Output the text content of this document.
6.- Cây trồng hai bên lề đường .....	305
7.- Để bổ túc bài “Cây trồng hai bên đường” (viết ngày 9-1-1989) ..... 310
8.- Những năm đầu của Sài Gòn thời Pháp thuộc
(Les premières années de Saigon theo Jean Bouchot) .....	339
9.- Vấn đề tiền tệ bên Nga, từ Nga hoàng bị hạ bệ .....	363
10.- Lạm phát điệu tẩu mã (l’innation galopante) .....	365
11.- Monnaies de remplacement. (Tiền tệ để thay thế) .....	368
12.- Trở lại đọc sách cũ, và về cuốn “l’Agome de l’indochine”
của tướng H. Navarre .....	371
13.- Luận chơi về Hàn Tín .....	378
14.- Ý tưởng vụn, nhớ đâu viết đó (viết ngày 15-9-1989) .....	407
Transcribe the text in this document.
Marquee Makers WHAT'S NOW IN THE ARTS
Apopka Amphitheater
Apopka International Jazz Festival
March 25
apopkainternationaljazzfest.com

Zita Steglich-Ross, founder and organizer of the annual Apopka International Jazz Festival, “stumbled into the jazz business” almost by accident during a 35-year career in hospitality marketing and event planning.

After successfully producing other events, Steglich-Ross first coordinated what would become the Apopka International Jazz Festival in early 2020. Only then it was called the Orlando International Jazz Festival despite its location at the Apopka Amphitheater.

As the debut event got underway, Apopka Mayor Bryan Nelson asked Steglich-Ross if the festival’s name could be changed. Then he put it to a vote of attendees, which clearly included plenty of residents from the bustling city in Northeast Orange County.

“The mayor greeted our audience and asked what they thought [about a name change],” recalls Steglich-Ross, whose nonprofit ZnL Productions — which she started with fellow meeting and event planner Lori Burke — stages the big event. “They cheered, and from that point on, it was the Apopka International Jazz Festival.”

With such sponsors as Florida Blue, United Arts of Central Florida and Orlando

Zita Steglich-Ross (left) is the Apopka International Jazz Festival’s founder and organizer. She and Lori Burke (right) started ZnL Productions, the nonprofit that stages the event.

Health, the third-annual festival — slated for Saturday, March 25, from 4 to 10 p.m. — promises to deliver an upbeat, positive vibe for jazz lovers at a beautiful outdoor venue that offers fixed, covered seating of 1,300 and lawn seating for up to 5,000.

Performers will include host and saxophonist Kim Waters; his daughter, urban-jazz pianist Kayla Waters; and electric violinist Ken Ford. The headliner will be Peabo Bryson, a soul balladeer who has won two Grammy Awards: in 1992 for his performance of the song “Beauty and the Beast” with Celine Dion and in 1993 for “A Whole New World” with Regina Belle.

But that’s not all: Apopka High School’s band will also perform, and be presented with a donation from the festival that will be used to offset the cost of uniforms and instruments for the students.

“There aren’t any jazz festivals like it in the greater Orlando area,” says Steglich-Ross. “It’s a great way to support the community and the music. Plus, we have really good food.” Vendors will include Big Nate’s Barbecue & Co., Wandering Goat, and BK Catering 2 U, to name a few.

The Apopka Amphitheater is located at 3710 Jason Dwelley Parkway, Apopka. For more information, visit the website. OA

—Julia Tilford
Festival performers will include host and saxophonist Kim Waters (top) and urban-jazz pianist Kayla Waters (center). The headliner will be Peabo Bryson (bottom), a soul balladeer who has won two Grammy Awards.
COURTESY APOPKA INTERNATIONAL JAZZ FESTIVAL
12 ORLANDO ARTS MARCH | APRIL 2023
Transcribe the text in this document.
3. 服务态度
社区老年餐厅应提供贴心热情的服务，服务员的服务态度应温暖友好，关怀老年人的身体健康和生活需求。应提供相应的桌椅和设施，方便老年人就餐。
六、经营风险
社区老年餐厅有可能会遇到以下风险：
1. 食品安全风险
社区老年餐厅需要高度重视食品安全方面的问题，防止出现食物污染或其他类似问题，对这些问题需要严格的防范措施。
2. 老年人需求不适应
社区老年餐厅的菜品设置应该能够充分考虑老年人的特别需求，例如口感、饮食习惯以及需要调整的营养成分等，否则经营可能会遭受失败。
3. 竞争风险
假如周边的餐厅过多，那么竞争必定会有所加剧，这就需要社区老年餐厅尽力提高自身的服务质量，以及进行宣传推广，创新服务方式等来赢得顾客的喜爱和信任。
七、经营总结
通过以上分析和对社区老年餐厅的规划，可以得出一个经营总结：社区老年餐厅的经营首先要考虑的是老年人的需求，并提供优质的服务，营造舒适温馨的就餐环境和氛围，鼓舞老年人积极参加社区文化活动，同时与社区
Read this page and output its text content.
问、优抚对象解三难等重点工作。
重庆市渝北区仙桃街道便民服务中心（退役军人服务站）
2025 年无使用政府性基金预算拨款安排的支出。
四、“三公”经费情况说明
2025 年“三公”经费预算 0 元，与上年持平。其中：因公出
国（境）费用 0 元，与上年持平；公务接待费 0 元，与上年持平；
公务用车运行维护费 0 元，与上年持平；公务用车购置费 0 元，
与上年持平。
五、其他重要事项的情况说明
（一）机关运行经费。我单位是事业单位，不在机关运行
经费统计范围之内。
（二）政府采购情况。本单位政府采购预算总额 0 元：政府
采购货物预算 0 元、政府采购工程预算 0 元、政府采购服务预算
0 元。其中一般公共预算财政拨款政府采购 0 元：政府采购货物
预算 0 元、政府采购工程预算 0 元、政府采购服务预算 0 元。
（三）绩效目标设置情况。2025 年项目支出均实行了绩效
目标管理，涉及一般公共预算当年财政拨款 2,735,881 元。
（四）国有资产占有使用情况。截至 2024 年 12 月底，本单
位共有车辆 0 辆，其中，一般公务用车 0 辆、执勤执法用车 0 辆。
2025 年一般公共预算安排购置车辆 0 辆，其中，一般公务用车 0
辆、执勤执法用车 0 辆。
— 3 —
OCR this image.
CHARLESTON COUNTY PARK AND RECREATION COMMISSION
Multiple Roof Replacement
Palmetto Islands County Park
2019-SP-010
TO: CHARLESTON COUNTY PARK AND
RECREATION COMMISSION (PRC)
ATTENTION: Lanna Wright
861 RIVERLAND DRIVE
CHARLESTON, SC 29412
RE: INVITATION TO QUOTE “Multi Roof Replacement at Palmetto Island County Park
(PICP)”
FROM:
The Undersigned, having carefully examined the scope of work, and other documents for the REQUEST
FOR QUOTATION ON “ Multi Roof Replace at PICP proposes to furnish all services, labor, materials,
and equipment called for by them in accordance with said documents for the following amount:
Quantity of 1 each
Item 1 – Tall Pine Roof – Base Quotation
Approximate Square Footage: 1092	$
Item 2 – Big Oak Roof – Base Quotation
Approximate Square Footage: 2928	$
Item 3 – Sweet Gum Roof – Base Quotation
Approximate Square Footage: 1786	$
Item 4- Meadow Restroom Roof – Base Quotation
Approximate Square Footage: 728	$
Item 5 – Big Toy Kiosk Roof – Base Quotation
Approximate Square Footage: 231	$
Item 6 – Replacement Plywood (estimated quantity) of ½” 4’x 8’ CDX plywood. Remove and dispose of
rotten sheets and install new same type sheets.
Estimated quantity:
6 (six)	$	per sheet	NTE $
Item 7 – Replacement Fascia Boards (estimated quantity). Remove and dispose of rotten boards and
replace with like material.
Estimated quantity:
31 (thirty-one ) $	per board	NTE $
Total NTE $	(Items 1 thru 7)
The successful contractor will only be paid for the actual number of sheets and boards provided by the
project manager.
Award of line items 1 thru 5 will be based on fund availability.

● ● ● ●

*Request:*
Return every entry exactly as given.

*Finished task:*
Output the text content of this document.
6.- Cây trồng hai bên lề đường .....	305
7.- Để bổ túc bài “Cây trồng hai bên đường” (viết ngày 9-1-1989) ..... 310
8.- Những năm đầu của Sài Gòn thời Pháp thuộc
(Les premières années de Saigon theo Jean Bouchot) .....	339
9.- Vấn đề tiền tệ bên Nga, từ Nga hoàng bị hạ bệ .....	363
10.- Lạm phát điệu tẩu mã (l’innation galopante) .....	365
11.- Monnaies de remplacement. (Tiền tệ để thay thế) .....	368
12.- Trở lại đọc sách cũ, và về cuốn “l’Agome de l’indochine”
của tướng H. Navarre .....	371
13.- Luận chơi về Hàn Tín .....	378
14.- Ý tưởng vụn, nhớ đâu viết đó (viết ngày 15-9-1989) .....	407
Transcribe the text in this document.
Marquee Makers WHAT'S NOW IN THE ARTS
Apopka Amphitheater
Apopka International Jazz Festival
March 25
apopkainternationaljazzfest.com

Zita Steglich-Ross, founder and organizer of the annual Apopka International Jazz Festival, “stumbled into the jazz business” almost by accident during a 35-year career in hospitality marketing and event planning.

After successfully producing other events, Steglich-Ross first coordinated what would become the Apopka International Jazz Festival in early 2020. Only then it was called the Orlando International Jazz Festival despite its location at the Apopka Amphitheater.

As the debut event got underway, Apopka Mayor Bryan Nelson asked Steglich-Ross if the festival’s name could be changed. Then he put it to a vote of attendees, which clearly included plenty of residents from the bustling city in Northeast Orange County.

“The mayor greeted our audience and asked what they thought [about a name change],” recalls Steglich-Ross, whose nonprofit ZnL Productions — which she started with fellow meeting and event planner Lori Burke — stages the big event. “They cheered, and from that point on, it was the Apopka International Jazz Festival.”

With such sponsors as Florida Blue, United Arts of Central Florida and Orlando

Zita Steglich-Ross (left) is the Apopka International Jazz Festival’s founder and organizer. She and Lori Burke (right) started ZnL Productions, the nonprofit that stages the event.

Health, the third-annual festival — slated for Saturday, March 25, from 4 to 10 p.m. — promises to deliver an upbeat, positive vibe for jazz lovers at a beautiful outdoor venue that offers fixed, covered seating of 1,300 and lawn seating for up to 5,000.

Performers will include host and saxophonist Kim Waters; his daughter, urban-jazz pianist Kayla Waters; and electric violinist Ken Ford. The headliner will be Peabo Bryson, a soul balladeer who has won two Grammy Awards: in 1992 for his performance of the song “Beauty and the Beast” with Celine Dion and in 1993 for “A Whole New World” with Regina Belle.

But that’s not all: Apopka High School’s band will also perform, and be presented with a donation from the festival that will be used to offset the cost of uniforms and instruments for the students.

“There aren’t any jazz festivals like it in the greater Orlando area,” says Steglich-Ross. “It’s a great way to support the community and the music. Plus, we have really good food.” Vendors will include Big Nate’s Barbecue & Co., Wandering Goat, and BK Catering 2 U, to name a few.

The Apopka Amphitheater is located at 3710 Jason Dwelley Parkway, Apopka. For more information, visit the website. OA

—Julia Tilford
Festival performers will include host and saxophonist Kim Waters (top) and urban-jazz pianist Kayla Waters (center). The headliner will be Peabo Bryson (bottom), a soul balladeer who has won two Grammy Awards.
COURTESY APOPKA INTERNATIONAL JAZZ FESTIVAL
12 ORLANDO ARTS MARCH | APRIL 2023
Transcribe the text in this document.
3. 服务态度
社区老年餐厅应提供贴心热情的服务，服务员的服务态度应温暖友好，关怀老年人的身体健康和生活需求。应提供相应的桌椅和设施，方便老年人就餐。
六、经营风险
社区老年餐厅有可能会遇到以下风险：
1. 食品安全风险
社区老年餐厅需要高度重视食品安全方面的问题，防止出现食物污染或其他类似问题，对这些问题需要严格的防范措施。
2. 老年人需求不适应
社区老年餐厅的菜品设置应该能够充分考虑老年人的特别需求，例如口感、饮食习惯以及需要调整的营养成分等，否则经营可能会遭受失败。
3. 竞争风险
假如周边的餐厅过多，那么竞争必定会有所加剧，这就需要社区老年餐厅尽力提高自身的服务质量，以及进行宣传推广，创新服务方式等来赢得顾客的喜爱和信任。
七、经营总结
通过以上分析和对社区老年餐厅的规划，可以得出一个经营总结：社区老年餐厅的经营首先要考虑的是老年人的需求，并提供优质的服务，营造舒适温馨的就餐环境和氛围，鼓舞老年人积极参加社区文化活动，同时与社区
Read this page and output its text content.
问、优抚对象解三难等重点工作。
重庆市渝北区仙桃街道便民服务中心（退役军人服务站）
2025 年无使用政府性基金预算拨款安排的支出。
四、“三公”经费情况说明
2025 年“三公”经费预算 0 元，与上年持平。其中：因公出
国（境）费用 0 元，与上年持平；公务接待费 0 元，与上年持平；
公务用车运行维护费 0 元，与上年持平；公务用车购置费 0 元，
与上年持平。
五、其他重要事项的情况说明
（一）机关运行经费。我单位是事业单位，不在机关运行
经费统计范围之内。
（二）政府采购情况。本单位政府采购预算总额 0 元：政府
采购货物预算 0 元、政府采购工程预算 0 元、政府采购服务预算
0 元。其中一般公共预算财政拨款政府采购 0 元：政府采购货物
预算 0 元、政府采购工程预算 0 元、政府采购服务预算 0 元。
（三）绩效目标设置情况。2025 年项目支出均实行了绩效
目标管理，涉及一般公共预算当年财政拨款 2,735,881 元。
（四）国有资产占有使用情况。截至 2024 年 12 月底，本单
位共有车辆 0 辆，其中，一般公务用车 0 辆、执勤执法用车 0 辆。
2025 年一般公共预算安排购置车辆 0 辆，其中，一般公务用车 0
辆、执勤执法用车 0 辆。
— 3 —
OCR this image.
CHARLESTON COUNTY PARK AND RECREATION COMMISSION
Multiple Roof Replacement
Palmetto Islands County Park
2019-SP-010
TO: CHARLESTON COUNTY PARK AND
RECREATION COMMISSION (PRC)
ATTENTION: Lanna Wright
861 RIVERLAND DRIVE
CHARLESTON, SC 29412
RE: INVITATION TO QUOTE “Multi Roof Replacement at Palmetto Island County Park
(PICP)”
FROM:
The Undersigned, having carefully examined the scope of work, and other documents for the REQUEST
FOR QUOTATION ON “ Multi Roof Replace at PICP proposes to furnish all services, labor, materials,
and equipment called for by them in accordance with said documents for the following amount:
Quantity of 1 each
Item 1 – Tall Pine Roof – Base Quotation
Approximate Square Footage: 1092	$
Item 2 – Big Oak Roof – Base Quotation
Approximate Square Footage: 2928	$
Item 3 – Sweet Gum Roof – Base Quotation
Approximate Square Footage: 1786	$
Item 4- Meadow Restroom Roof – Base Quotation
Approximate Square Footage: 728	$
Item 5 – Big Toy Kiosk Roof – Base Quotation
Approximate Square Footage: 231	$
Item 6 – Replacement Plywood (estimated quantity) of ½” 4’x 8’ CDX plywood. Remove and dispose of
rotten sheets and install new same type sheets.
Estimated quantity:
6 (six)	$	per sheet	NTE $
Item 7 – Replacement Fascia Boards (estimated quantity). Remove and dispose of rotten boards and
replace with like material.
Estimated quantity:
31 (thirty-one ) $	per board	NTE $
Total NTE $	(Items 1 thru 7)
The successful contractor will only be paid for the actual number of sheets and boards provided by the
project manager.
Award of line items 1 thru 5 will be based on fund availability.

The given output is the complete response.